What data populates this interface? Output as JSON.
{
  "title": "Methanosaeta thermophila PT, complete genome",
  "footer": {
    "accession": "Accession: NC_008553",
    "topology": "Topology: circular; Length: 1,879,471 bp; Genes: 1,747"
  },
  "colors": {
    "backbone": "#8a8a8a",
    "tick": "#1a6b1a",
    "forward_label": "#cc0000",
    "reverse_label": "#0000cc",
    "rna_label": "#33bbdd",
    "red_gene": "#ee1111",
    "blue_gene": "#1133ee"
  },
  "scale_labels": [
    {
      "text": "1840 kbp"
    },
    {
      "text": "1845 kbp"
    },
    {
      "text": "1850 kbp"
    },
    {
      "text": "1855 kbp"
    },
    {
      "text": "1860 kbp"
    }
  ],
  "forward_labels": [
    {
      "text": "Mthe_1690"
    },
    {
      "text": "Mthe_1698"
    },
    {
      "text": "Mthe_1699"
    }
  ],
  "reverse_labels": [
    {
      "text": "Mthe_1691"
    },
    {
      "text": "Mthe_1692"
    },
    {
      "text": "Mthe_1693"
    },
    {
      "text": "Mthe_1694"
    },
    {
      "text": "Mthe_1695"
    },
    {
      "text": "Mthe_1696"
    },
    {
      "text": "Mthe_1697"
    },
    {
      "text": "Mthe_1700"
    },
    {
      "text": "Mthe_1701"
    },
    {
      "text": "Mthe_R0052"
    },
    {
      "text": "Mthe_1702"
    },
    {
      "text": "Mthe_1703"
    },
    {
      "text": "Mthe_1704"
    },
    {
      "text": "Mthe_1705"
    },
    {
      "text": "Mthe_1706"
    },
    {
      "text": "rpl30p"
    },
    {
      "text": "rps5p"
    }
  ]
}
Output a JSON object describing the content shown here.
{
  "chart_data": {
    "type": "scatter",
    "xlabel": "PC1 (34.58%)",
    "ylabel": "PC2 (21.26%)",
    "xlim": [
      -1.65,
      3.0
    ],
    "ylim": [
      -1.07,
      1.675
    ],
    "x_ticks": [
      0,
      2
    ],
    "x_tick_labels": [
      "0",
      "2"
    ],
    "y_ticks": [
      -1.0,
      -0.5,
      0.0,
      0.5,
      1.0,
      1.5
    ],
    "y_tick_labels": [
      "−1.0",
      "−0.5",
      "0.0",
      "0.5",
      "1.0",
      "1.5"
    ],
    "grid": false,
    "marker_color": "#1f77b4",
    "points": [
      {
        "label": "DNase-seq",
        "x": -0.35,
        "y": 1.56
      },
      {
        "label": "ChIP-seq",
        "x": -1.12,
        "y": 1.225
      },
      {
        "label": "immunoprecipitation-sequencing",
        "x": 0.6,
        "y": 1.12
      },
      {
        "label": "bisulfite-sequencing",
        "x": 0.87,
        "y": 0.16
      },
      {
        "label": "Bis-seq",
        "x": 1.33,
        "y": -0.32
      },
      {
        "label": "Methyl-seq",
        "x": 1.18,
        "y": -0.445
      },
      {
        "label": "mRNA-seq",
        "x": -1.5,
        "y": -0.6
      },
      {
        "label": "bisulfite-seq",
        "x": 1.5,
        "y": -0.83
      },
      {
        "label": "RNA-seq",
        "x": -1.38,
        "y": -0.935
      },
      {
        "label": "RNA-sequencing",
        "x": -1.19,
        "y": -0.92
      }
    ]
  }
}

__WHAT YOU HAVE TO DO__.
Output the records in full. Keep every character as it is.

__SOLUTION FOR THIS EXERCISE__.
What data populates this interface? Output as JSON.
{
  "title": "Methanosaeta thermophila PT, complete genome",
  "footer": {
    "accession": "Accession: NC_008553",
    "topology": "Topology: circular; Length: 1,879,471 bp; Genes: 1,747"
  },
  "colors": {
    "backbone": "#8a8a8a",
    "tick": "#1a6b1a",
    "forward_label": "#cc0000",
    "reverse_label": "#0000cc",
    "rna_label": "#33bbdd",
    "red_gene": "#ee1111",
    "blue_gene": "#1133ee"
  },
  "scale_labels": [
    {
      "text": "1840 kbp"
    },
    {
      "text": "1845 kbp"
    },
    {
      "text": "1850 kbp"
    },
    {
      "text": "1855 kbp"
    },
    {
      "text": "1860 kbp"
    }
  ],
  "forward_labels": [
    {
      "text": "Mthe_1690"
    },
    {
      "text": "Mthe_1698"
    },
    {
      "text": "Mthe_1699"
    }
  ],
  "reverse_labels": [
    {
      "text": "Mthe_1691"
    },
    {
      "text": "Mthe_1692"
    },
    {
      "text": "Mthe_1693"
    },
    {
      "text": "Mthe_1694"
    },
    {
      "text": "Mthe_1695"
    },
    {
      "text": "Mthe_1696"
    },
    {
      "text": "Mthe_1697"
    },
    {
      "text": "Mthe_1700"
    },
    {
      "text": "Mthe_1701"
    },
    {
      "text": "Mthe_R0052"
    },
    {
      "text": "Mthe_1702"
    },
    {
      "text": "Mthe_1703"
    },
    {
      "text": "Mthe_1704"
    },
    {
      "text": "Mthe_1705"
    },
    {
      "text": "Mthe_1706"
    },
    {
      "text": "rpl30p"
    },
    {
      "text": "rps5p"
    }
  ]
}
Output a JSON object describing the content shown here.
{
  "chart_data": {
    "type": "scatter",
    "xlabel": "PC1 (34.58%)",
    "ylabel": "PC2 (21.26%)",
    "xlim": [
      -1.65,
      3.0
    ],
    "ylim": [
      -1.07,
      1.675
    ],
    "x_ticks": [
      0,
      2
    ],
    "x_tick_labels": [
      "0",
      "2"
    ],
    "y_ticks": [
      -1.0,
      -0.5,
      0.0,
      0.5,
      1.0,
      1.5
    ],
    "y_tick_labels": [
      "−1.0",
      "−0.5",
      "0.0",
      "0.5",
      "1.0",
      "1.5"
    ],
    "grid": false,
    "marker_color": "#1f77b4",
    "points": [
      {
        "label": "DNase-seq",
        "x": -0.35,
        "y": 1.56
      },
      {
        "label": "ChIP-seq",
        "x": -1.12,
        "y": 1.225
      },
      {
        "label": "immunoprecipitation-sequencing",
        "x": 0.6,
        "y": 1.12
      },
      {
        "label": "bisulfite-sequencing",
        "x": 0.87,
        "y": 0.16
      },
      {
        "label": "Bis-seq",
        "x": 1.33,
        "y": -0.32
      },
      {
        "label": "Methyl-seq",
        "x": 1.18,
        "y": -0.445
      },
      {
        "label": "mRNA-seq",
        "x": -1.5,
        "y": -0.6
      },
      {
        "label": "bisulfite-seq",
        "x": 1.5,
        "y": -0.83
      },
      {
        "label": "RNA-seq",
        "x": -1.38,
        "y": -0.935
      },
      {
        "label": "RNA-sequencing",
        "x": -1.19,
        "y": -0.92
      }
    ]
  }
}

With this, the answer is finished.